**Task brief:** Write out the records word for word, with no pictures.
-- begin Materials provided --
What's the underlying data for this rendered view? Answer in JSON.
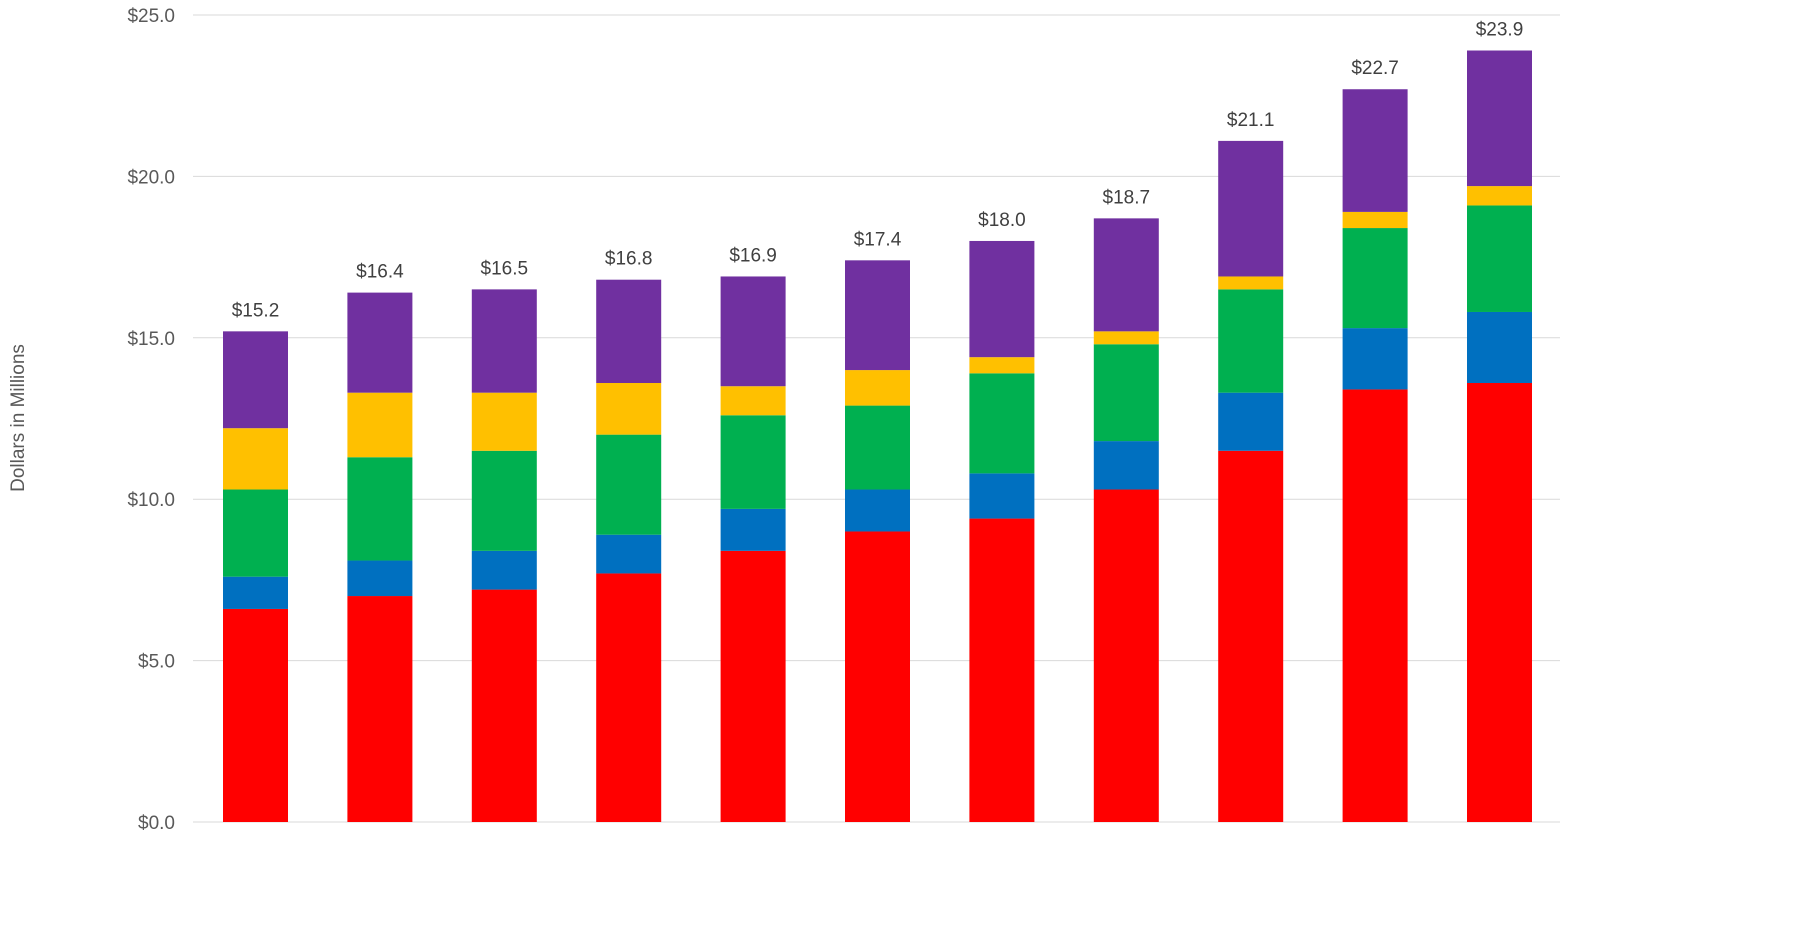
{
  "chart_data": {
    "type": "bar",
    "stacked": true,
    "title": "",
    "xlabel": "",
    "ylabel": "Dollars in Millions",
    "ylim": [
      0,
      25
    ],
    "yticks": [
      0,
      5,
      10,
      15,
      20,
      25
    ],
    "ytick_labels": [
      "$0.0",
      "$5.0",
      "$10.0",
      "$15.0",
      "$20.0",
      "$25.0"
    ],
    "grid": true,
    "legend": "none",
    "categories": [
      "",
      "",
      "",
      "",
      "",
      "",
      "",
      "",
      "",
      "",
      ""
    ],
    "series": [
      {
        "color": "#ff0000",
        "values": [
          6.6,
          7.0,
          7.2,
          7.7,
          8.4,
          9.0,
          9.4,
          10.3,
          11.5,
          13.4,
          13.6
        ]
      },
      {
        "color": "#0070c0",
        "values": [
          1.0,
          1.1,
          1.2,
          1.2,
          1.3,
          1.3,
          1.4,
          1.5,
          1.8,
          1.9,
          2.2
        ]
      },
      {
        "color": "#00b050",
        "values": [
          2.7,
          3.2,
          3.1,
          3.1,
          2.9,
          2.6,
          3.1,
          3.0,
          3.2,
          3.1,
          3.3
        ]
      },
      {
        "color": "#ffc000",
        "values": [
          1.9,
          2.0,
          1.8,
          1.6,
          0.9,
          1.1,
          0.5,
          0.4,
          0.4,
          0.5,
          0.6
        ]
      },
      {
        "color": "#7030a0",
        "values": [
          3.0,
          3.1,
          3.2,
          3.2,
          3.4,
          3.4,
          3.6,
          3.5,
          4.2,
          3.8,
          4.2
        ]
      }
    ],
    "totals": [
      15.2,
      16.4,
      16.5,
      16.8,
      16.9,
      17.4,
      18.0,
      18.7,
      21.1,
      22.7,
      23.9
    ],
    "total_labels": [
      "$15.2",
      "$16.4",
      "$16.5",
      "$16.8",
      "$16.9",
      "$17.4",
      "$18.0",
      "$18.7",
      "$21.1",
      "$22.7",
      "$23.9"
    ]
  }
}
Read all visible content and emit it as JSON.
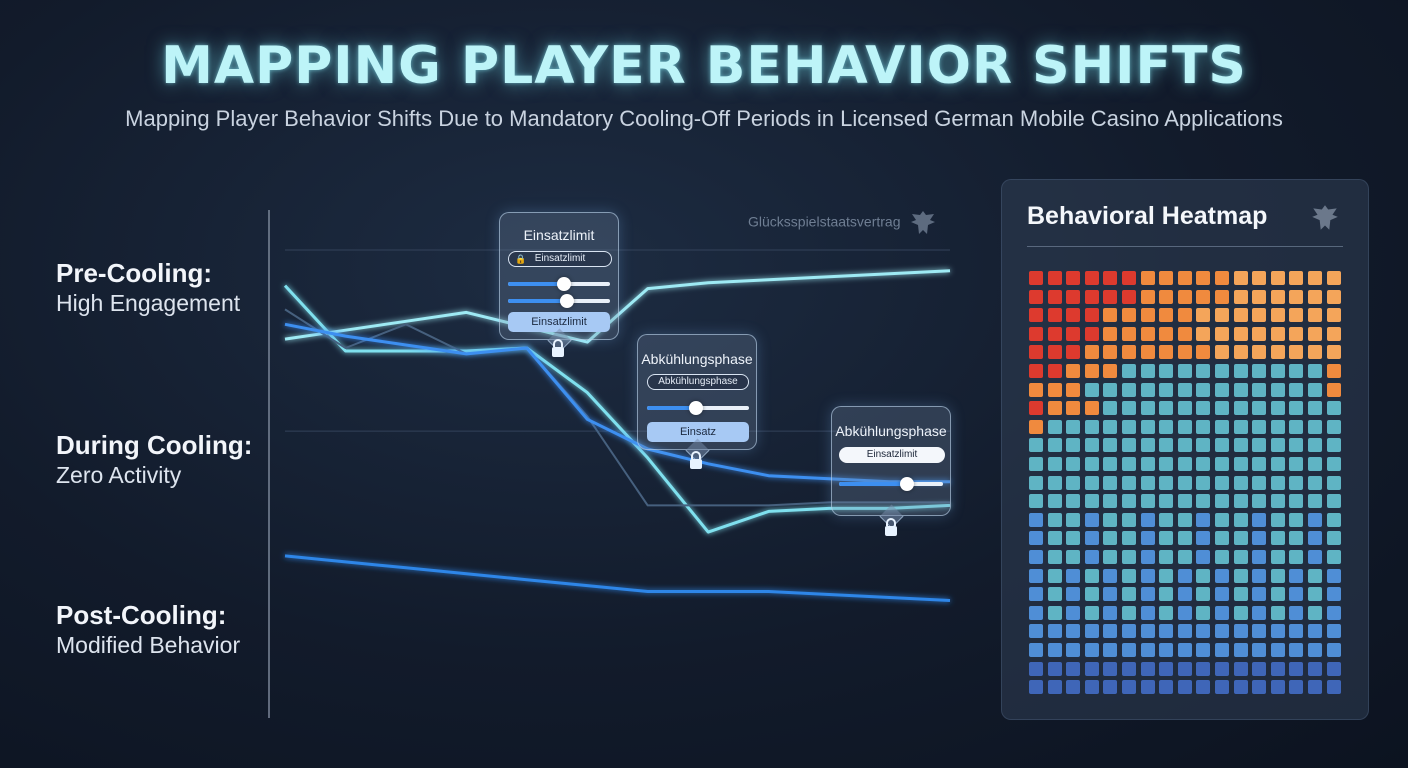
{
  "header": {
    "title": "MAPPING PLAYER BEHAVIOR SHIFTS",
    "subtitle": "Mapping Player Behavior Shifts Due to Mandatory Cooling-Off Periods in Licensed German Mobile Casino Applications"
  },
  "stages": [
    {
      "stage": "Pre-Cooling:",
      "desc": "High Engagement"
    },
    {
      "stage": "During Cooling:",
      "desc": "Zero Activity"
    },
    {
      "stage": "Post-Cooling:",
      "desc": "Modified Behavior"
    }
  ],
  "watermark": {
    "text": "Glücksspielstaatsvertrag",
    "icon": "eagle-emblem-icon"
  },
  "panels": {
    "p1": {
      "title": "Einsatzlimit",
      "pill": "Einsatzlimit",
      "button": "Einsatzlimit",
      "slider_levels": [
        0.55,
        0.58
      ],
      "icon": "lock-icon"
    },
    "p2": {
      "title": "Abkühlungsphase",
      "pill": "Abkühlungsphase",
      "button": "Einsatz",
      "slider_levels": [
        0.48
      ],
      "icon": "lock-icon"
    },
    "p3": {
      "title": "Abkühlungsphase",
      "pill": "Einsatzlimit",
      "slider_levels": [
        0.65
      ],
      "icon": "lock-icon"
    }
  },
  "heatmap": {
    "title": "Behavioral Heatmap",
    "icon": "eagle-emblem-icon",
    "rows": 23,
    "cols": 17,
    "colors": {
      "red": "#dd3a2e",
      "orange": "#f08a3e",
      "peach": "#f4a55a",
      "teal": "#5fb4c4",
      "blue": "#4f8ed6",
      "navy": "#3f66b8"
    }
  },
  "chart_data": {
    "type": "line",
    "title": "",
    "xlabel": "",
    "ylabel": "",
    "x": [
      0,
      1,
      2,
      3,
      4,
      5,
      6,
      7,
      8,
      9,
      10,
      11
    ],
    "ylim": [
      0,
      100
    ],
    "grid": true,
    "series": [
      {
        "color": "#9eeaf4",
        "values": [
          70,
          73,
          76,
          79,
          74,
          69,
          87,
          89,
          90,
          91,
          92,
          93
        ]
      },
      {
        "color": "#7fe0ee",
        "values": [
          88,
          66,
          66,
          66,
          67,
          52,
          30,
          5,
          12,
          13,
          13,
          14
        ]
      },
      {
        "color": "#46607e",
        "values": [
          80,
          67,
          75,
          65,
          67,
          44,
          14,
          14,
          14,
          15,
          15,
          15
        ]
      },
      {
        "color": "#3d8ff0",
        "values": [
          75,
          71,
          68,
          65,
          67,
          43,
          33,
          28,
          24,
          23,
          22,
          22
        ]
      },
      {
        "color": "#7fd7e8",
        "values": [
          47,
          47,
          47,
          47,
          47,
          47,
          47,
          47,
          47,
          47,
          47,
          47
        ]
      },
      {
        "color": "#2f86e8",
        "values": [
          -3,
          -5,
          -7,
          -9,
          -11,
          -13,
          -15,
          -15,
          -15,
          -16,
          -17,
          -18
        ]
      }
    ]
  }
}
-- end Materials provided --
**Solution below:**
What's the underlying data for this rendered view? Answer in JSON.
{
  "chart_data": {
    "type": "bar",
    "stacked": true,
    "title": "",
    "xlabel": "",
    "ylabel": "Dollars in Millions",
    "ylim": [
      0,
      25
    ],
    "yticks": [
      0,
      5,
      10,
      15,
      20,
      25
    ],
    "ytick_labels": [
      "$0.0",
      "$5.0",
      "$10.0",
      "$15.0",
      "$20.0",
      "$25.0"
    ],
    "grid": true,
    "legend": "none",
    "categories": [
      "",
      "",
      "",
      "",
      "",
      "",
      "",
      "",
      "",
      "",
      ""
    ],
    "series": [
      {
        "color": "#ff0000",
        "values": [
          6.6,
          7.0,
          7.2,
          7.7,
          8.4,
          9.0,
          9.4,
          10.3,
          11.5,
          13.4,
          13.6
        ]
      },
      {
        "color": "#0070c0",
        "values": [
          1.0,
          1.1,
          1.2,
          1.2,
          1.3,
          1.3,
          1.4,
          1.5,
          1.8,
          1.9,
          2.2
        ]
      },
      {
        "color": "#00b050",
        "values": [
          2.7,
          3.2,
          3.1,
          3.1,
          2.9,
          2.6,
          3.1,
          3.0,
          3.2,
          3.1,
          3.3
        ]
      },
      {
        "color": "#ffc000",
        "values": [
          1.9,
          2.0,
          1.8,
          1.6,
          0.9,
          1.1,
          0.5,
          0.4,
          0.4,
          0.5,
          0.6
        ]
      },
      {
        "color": "#7030a0",
        "values": [
          3.0,
          3.1,
          3.2,
          3.2,
          3.4,
          3.4,
          3.6,
          3.5,
          4.2,
          3.8,
          4.2
        ]
      }
    ],
    "totals": [
      15.2,
      16.4,
      16.5,
      16.8,
      16.9,
      17.4,
      18.0,
      18.7,
      21.1,
      22.7,
      23.9
    ],
    "total_labels": [
      "$15.2",
      "$16.4",
      "$16.5",
      "$16.8",
      "$16.9",
      "$17.4",
      "$18.0",
      "$18.7",
      "$21.1",
      "$22.7",
      "$23.9"
    ]
  }
}
Read all visible content and emit it as JSON.
{
  "header": {
    "title": "MAPPING PLAYER BEHAVIOR SHIFTS",
    "subtitle": "Mapping Player Behavior Shifts Due to Mandatory Cooling-Off Periods in Licensed German Mobile Casino Applications"
  },
  "stages": [
    {
      "stage": "Pre-Cooling:",
      "desc": "High Engagement"
    },
    {
      "stage": "During Cooling:",
      "desc": "Zero Activity"
    },
    {
      "stage": "Post-Cooling:",
      "desc": "Modified Behavior"
    }
  ],
  "watermark": {
    "text": "Glücksspielstaatsvertrag",
    "icon": "eagle-emblem-icon"
  },
  "panels": {
    "p1": {
      "title": "Einsatzlimit",
      "pill": "Einsatzlimit",
      "button": "Einsatzlimit",
      "slider_levels": [
        0.55,
        0.58
      ],
      "icon": "lock-icon"
    },
    "p2": {
      "title": "Abkühlungsphase",
      "pill": "Abkühlungsphase",
      "button": "Einsatz",
      "slider_levels": [
        0.48
      ],
      "icon": "lock-icon"
    },
    "p3": {
      "title": "Abkühlungsphase",
      "pill": "Einsatzlimit",
      "slider_levels": [
        0.65
      ],
      "icon": "lock-icon"
    }
  },
  "heatmap": {
    "title": "Behavioral Heatmap",
    "icon": "eagle-emblem-icon",
    "rows": 23,
    "cols": 17,
    "colors": {
      "red": "#dd3a2e",
      "orange": "#f08a3e",
      "peach": "#f4a55a",
      "teal": "#5fb4c4",
      "blue": "#4f8ed6",
      "navy": "#3f66b8"
    }
  },
  "chart_data": {
    "type": "line",
    "title": "",
    "xlabel": "",
    "ylabel": "",
    "x": [
      0,
      1,
      2,
      3,
      4,
      5,
      6,
      7,
      8,
      9,
      10,
      11
    ],
    "ylim": [
      0,
      100
    ],
    "grid": true,
    "series": [
      {
        "color": "#9eeaf4",
        "values": [
          70,
          73,
          76,
          79,
          74,
          69,
          87,
          89,
          90,
          91,
          92,
          93
        ]
      },
      {
        "color": "#7fe0ee",
        "values": [
          88,
          66,
          66,
          66,
          67,
          52,
          30,
          5,
          12,
          13,
          13,
          14
        ]
      },
      {
        "color": "#46607e",
        "values": [
          80,
          67,
          75,
          65,
          67,
          44,
          14,
          14,
          14,
          15,
          15,
          15
        ]
      },
      {
        "color": "#3d8ff0",
        "values": [
          75,
          71,
          68,
          65,
          67,
          43,
          33,
          28,
          24,
          23,
          22,
          22
        ]
      },
      {
        "color": "#7fd7e8",
        "values": [
          47,
          47,
          47,
          47,
          47,
          47,
          47,
          47,
          47,
          47,
          47,
          47
        ]
      },
      {
        "color": "#2f86e8",
        "values": [
          -3,
          -5,
          -7,
          -9,
          -11,
          -13,
          -15,
          -15,
          -15,
          -16,
          -17,
          -18
        ]
      }
    ]
  }
}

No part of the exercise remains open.